** Start of Entries supplied **
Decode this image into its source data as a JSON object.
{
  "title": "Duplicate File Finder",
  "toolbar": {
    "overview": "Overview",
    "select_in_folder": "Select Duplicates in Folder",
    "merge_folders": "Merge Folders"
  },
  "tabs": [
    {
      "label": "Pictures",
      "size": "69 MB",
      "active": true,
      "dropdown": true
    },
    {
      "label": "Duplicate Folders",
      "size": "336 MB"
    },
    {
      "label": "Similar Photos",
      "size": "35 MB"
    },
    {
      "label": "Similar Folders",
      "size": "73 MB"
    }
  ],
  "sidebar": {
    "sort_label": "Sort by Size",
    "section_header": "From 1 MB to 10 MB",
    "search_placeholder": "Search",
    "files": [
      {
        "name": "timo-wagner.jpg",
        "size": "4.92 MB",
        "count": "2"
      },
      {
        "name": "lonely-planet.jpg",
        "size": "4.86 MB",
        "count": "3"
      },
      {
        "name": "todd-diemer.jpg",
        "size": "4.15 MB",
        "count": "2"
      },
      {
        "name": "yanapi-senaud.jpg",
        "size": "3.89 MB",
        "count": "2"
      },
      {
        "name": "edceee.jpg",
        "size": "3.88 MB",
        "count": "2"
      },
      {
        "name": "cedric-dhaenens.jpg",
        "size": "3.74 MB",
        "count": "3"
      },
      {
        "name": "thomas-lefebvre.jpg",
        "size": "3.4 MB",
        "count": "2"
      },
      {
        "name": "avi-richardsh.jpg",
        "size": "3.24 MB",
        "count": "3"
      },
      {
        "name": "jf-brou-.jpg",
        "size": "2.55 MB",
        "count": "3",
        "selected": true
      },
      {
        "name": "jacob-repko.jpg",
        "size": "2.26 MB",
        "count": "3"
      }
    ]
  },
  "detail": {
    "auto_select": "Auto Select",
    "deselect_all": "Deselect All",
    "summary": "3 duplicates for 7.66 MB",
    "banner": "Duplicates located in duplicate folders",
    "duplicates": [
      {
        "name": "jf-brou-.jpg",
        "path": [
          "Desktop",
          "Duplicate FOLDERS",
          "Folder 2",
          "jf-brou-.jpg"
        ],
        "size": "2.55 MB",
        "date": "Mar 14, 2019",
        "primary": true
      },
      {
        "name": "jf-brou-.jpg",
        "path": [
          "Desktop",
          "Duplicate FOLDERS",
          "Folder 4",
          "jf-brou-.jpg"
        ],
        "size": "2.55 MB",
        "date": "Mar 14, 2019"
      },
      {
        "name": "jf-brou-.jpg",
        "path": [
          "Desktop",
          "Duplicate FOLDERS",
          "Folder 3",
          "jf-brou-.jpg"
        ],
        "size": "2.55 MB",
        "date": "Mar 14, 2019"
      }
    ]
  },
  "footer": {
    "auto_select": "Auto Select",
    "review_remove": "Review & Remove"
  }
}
** End of Entries supplied **
## Given instruction
Restate each record exactly as written.

## Complete output
Decode this image into its source data as a JSON object.
{
  "title": "Duplicate File Finder",
  "toolbar": {
    "overview": "Overview",
    "select_in_folder": "Select Duplicates in Folder",
    "merge_folders": "Merge Folders"
  },
  "tabs": [
    {
      "label": "Pictures",
      "size": "69 MB",
      "active": true,
      "dropdown": true
    },
    {
      "label": "Duplicate Folders",
      "size": "336 MB"
    },
    {
      "label": "Similar Photos",
      "size": "35 MB"
    },
    {
      "label": "Similar Folders",
      "size": "73 MB"
    }
  ],
  "sidebar": {
    "sort_label": "Sort by Size",
    "section_header": "From 1 MB to 10 MB",
    "search_placeholder": "Search",
    "files": [
      {
        "name": "timo-wagner.jpg",
        "size": "4.92 MB",
        "count": "2"
      },
      {
        "name": "lonely-planet.jpg",
        "size": "4.86 MB",
        "count": "3"
      },
      {
        "name": "todd-diemer.jpg",
        "size": "4.15 MB",
        "count": "2"
      },
      {
        "name": "yanapi-senaud.jpg",
        "size": "3.89 MB",
        "count": "2"
      },
      {
        "name": "edceee.jpg",
        "size": "3.88 MB",
        "count": "2"
      },
      {
        "name": "cedric-dhaenens.jpg",
        "size": "3.74 MB",
        "count": "3"
      },
      {
        "name": "thomas-lefebvre.jpg",
        "size": "3.4 MB",
        "count": "2"
      },
      {
        "name": "avi-richardsh.jpg",
        "size": "3.24 MB",
        "count": "3"
      },
      {
        "name": "jf-brou-.jpg",
        "size": "2.55 MB",
        "count": "3",
        "selected": true
      },
      {
        "name": "jacob-repko.jpg",
        "size": "2.26 MB",
        "count": "3"
      }
    ]
  },
  "detail": {
    "auto_select": "Auto Select",
    "deselect_all": "Deselect All",
    "summary": "3 duplicates for 7.66 MB",
    "banner": "Duplicates located in duplicate folders",
    "duplicates": [
      {
        "name": "jf-brou-.jpg",
        "path": [
          "Desktop",
          "Duplicate FOLDERS",
          "Folder 2",
          "jf-brou-.jpg"
        ],
        "size": "2.55 MB",
        "date": "Mar 14, 2019",
        "primary": true
      },
      {
        "name": "jf-brou-.jpg",
        "path": [
          "Desktop",
          "Duplicate FOLDERS",
          "Folder 4",
          "jf-brou-.jpg"
        ],
        "size": "2.55 MB",
        "date": "Mar 14, 2019"
      },
      {
        "name": "jf-brou-.jpg",
        "path": [
          "Desktop",
          "Duplicate FOLDERS",
          "Folder 3",
          "jf-brou-.jpg"
        ],
        "size": "2.55 MB",
        "date": "Mar 14, 2019"
      }
    ]
  },
  "footer": {
    "auto_select": "Auto Select",
    "review_remove": "Review & Remove"
  }
}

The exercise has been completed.